===== DATASET CONTENT =====

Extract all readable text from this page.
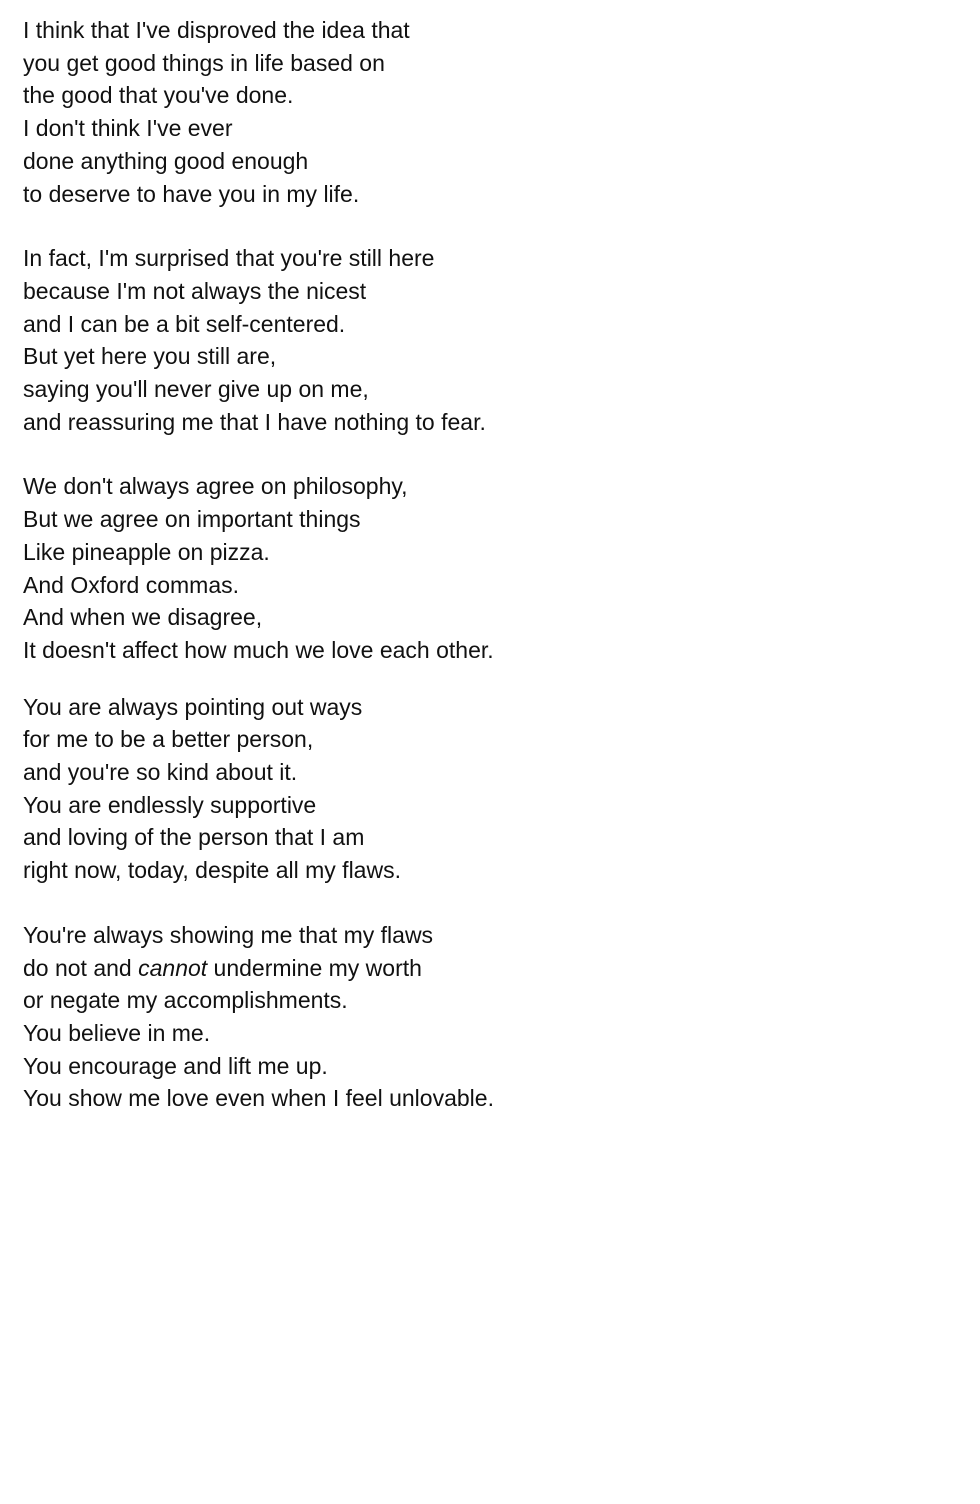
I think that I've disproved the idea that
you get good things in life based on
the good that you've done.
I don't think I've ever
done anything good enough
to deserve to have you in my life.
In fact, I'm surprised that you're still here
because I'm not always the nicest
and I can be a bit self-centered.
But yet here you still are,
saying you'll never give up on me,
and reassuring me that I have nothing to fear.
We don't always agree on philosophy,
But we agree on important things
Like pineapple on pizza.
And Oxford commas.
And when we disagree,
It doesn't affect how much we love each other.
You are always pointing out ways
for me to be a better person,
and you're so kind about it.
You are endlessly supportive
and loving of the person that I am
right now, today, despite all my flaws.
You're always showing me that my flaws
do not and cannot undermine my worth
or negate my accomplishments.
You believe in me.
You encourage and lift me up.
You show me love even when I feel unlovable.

=====

**YOUR GOAL:** The records above are to be restated exactly, without their pictures.

**CORRECT RESULT:**
Extract all readable text from this page.
I think that I've disproved the idea that
you get good things in life based on
the good that you've done.
I don't think I've ever
done anything good enough
to deserve to have you in my life.
In fact, I'm surprised that you're still here
because I'm not always the nicest
and I can be a bit self-centered.
But yet here you still are,
saying you'll never give up on me,
and reassuring me that I have nothing to fear.
We don't always agree on philosophy,
But we agree on important things
Like pineapple on pizza.
And Oxford commas.
And when we disagree,
It doesn't affect how much we love each other.
You are always pointing out ways
for me to be a better person,
and you're so kind about it.
You are endlessly supportive
and loving of the person that I am
right now, today, despite all my flaws.
You're always showing me that my flaws
do not and cannot undermine my worth
or negate my accomplishments.
You believe in me.
You encourage and lift me up.
You show me love even when I feel unlovable.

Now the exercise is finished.